What is asked:
Extract and list every line that contains the word "accent".

-- Start of Source records --

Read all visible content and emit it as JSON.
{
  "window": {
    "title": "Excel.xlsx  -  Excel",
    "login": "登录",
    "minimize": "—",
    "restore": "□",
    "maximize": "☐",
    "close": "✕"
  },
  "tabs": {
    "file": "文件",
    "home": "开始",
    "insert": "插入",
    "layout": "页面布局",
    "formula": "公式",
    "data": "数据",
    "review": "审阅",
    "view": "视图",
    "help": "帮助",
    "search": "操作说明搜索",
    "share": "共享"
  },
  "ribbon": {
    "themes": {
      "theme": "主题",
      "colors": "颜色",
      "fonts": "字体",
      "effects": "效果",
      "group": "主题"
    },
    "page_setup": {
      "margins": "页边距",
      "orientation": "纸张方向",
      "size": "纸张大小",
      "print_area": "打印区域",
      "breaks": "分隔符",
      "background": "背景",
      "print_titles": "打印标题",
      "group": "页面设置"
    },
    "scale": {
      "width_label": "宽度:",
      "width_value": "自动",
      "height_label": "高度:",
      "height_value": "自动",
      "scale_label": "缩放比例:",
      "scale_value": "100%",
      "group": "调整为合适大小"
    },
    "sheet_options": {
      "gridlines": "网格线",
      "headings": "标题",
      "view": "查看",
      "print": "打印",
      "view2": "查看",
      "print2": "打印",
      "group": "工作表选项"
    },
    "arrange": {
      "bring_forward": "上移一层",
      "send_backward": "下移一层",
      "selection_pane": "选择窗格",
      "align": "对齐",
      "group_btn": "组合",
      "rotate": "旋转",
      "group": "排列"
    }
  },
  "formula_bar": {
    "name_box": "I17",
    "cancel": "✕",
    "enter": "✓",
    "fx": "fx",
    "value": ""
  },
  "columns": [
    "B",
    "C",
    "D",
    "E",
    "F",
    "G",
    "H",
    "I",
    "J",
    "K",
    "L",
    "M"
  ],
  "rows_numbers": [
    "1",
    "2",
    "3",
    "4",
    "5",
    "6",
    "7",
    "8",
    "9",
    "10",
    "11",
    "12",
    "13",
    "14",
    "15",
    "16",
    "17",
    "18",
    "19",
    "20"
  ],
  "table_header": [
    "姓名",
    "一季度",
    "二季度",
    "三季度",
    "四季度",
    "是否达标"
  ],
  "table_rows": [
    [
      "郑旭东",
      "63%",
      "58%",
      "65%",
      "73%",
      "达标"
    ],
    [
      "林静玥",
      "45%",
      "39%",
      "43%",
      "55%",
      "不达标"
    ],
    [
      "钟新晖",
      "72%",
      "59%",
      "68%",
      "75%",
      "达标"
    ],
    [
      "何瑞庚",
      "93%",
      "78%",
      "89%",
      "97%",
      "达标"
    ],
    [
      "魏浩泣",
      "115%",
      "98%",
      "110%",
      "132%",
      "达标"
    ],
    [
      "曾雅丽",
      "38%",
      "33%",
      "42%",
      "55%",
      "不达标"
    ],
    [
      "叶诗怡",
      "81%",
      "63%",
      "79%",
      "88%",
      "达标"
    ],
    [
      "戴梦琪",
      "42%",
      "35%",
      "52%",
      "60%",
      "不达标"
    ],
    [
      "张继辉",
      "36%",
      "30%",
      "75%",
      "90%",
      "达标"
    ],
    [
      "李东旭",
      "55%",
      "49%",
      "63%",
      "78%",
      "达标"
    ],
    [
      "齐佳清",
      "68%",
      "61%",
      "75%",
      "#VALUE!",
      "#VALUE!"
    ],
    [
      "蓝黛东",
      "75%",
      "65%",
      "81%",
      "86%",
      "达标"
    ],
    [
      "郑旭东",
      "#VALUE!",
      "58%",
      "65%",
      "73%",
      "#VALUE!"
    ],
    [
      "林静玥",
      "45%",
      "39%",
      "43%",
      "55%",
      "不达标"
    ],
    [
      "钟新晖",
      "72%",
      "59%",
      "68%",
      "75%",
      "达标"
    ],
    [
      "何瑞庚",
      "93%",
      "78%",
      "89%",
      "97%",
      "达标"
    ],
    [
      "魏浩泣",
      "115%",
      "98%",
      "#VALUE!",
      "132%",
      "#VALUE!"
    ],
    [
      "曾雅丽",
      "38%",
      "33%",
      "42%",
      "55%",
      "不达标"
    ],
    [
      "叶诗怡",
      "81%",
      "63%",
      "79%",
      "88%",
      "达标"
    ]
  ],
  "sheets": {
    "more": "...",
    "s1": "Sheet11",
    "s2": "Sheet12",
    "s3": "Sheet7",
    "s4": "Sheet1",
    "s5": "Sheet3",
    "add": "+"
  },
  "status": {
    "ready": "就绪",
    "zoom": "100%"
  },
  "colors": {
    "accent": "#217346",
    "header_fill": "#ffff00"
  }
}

-- End of Source records --
-- Start of Source records --

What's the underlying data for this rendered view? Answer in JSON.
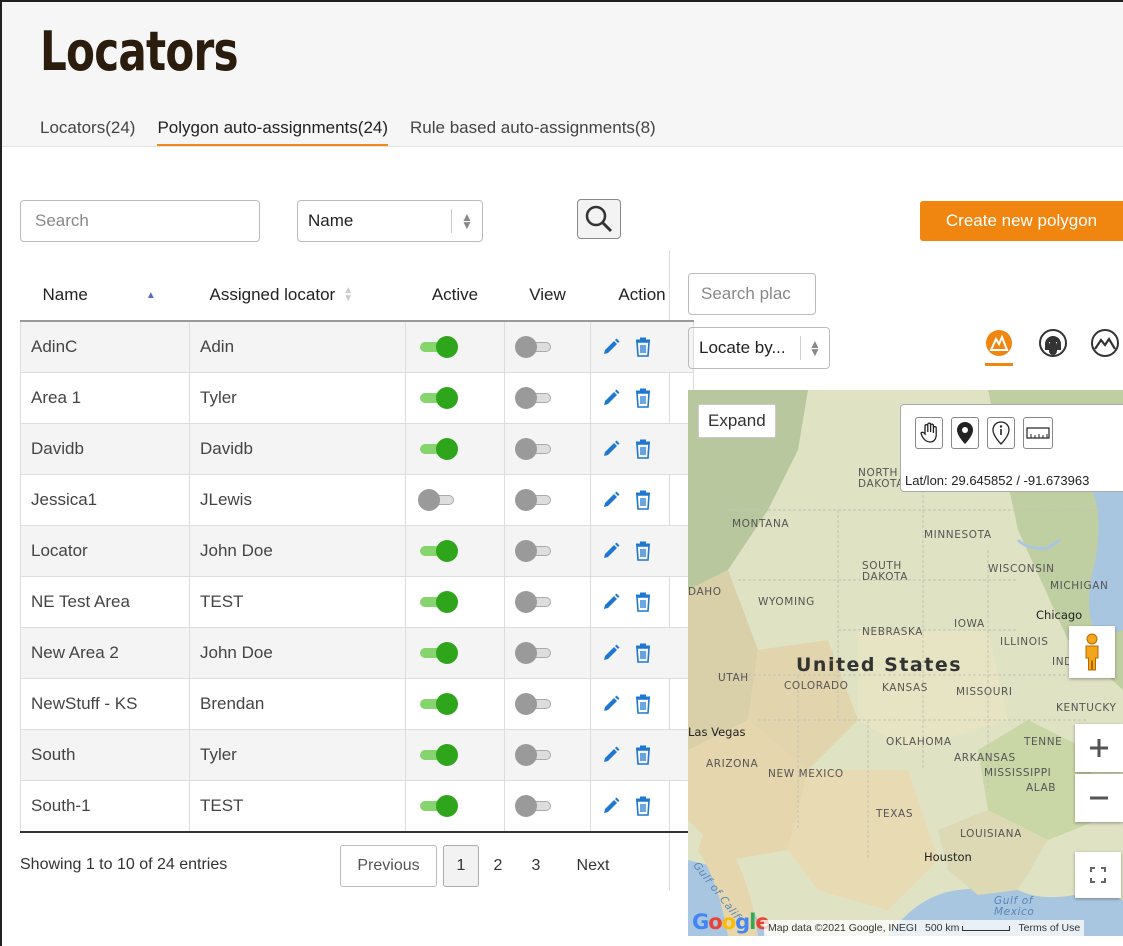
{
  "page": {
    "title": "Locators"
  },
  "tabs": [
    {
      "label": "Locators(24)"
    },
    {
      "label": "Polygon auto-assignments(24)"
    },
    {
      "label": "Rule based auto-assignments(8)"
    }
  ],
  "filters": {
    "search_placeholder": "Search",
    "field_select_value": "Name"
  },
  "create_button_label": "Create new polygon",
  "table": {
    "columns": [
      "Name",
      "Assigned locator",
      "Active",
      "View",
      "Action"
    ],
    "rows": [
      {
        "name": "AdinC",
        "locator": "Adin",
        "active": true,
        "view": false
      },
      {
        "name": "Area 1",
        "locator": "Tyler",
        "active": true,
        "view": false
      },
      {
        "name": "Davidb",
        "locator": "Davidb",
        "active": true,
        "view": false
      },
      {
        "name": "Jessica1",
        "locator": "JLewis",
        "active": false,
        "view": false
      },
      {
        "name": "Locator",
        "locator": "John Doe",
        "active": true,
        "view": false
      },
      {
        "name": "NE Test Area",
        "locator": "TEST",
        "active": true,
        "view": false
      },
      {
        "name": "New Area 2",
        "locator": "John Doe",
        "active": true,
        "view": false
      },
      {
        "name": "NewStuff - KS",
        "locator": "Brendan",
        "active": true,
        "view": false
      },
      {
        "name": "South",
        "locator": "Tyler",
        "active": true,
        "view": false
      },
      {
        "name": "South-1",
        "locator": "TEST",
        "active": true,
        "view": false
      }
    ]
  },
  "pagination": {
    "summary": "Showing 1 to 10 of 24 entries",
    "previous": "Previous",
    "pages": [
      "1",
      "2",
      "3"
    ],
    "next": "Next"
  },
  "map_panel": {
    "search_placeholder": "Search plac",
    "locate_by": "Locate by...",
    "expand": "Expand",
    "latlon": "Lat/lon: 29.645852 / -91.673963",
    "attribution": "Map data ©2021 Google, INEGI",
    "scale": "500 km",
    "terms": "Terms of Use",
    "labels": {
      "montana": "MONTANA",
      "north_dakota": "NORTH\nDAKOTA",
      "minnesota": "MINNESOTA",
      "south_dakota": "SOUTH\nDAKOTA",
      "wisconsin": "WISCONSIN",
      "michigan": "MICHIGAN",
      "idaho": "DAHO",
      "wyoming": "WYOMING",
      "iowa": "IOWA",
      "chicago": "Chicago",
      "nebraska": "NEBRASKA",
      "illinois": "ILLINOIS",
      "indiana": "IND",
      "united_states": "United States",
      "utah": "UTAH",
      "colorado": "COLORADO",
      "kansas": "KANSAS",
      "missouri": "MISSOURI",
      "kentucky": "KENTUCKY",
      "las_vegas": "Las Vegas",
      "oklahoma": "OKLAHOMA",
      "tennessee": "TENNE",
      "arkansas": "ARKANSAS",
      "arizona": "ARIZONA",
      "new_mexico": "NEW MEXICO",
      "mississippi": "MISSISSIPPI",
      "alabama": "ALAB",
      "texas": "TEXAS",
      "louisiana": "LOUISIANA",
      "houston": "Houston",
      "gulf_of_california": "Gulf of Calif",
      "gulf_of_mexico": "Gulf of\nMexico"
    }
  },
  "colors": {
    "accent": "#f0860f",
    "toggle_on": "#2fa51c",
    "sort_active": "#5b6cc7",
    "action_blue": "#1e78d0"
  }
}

-- End of Source records --
-- Start of Source records --

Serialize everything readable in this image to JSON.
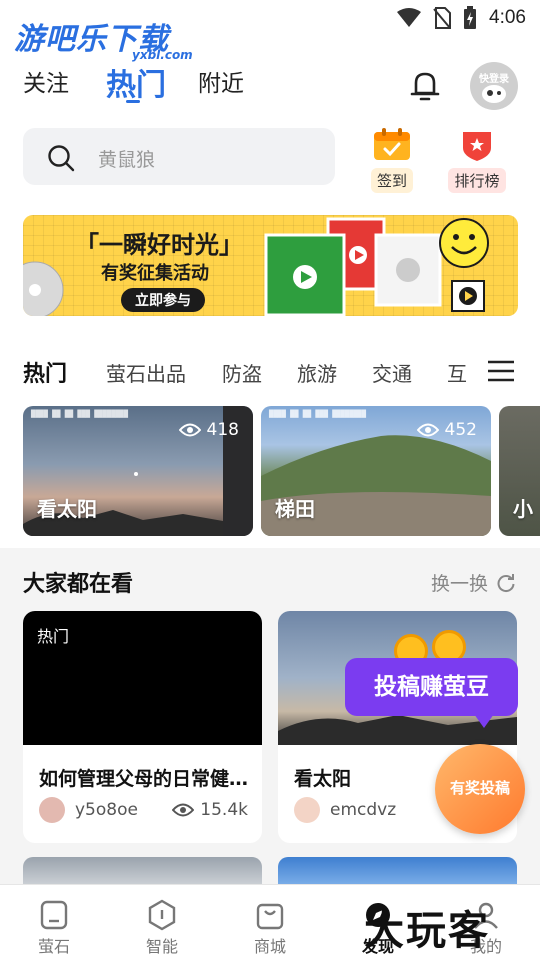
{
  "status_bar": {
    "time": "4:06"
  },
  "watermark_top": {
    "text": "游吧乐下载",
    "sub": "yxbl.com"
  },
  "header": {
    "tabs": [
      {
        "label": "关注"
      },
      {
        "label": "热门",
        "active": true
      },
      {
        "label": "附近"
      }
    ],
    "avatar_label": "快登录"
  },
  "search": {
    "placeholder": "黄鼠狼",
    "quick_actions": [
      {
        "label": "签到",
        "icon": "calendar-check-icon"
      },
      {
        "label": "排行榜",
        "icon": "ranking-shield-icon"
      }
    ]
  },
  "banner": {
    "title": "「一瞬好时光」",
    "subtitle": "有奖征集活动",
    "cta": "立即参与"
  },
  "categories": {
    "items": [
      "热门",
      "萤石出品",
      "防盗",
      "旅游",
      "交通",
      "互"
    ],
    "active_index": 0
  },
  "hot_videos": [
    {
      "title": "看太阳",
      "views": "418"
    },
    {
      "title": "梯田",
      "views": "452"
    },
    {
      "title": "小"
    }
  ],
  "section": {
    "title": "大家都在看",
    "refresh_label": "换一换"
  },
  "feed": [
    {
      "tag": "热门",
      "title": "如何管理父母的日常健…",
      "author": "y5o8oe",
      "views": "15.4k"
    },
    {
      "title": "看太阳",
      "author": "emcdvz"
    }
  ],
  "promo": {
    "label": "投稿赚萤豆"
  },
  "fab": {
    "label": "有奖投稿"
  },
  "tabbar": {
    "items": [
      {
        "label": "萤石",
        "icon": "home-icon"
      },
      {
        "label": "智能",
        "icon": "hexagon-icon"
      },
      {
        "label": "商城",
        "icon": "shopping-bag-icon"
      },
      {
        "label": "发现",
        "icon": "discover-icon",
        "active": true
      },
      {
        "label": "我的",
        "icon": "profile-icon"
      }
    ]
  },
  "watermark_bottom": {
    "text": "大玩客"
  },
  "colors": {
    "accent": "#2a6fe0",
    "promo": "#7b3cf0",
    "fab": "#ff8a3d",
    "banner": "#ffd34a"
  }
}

-- End of Source records --

Full solution:
    "accent": "#217346",
    "accent": "#f0860f",
    "accent": "#2a6fe0",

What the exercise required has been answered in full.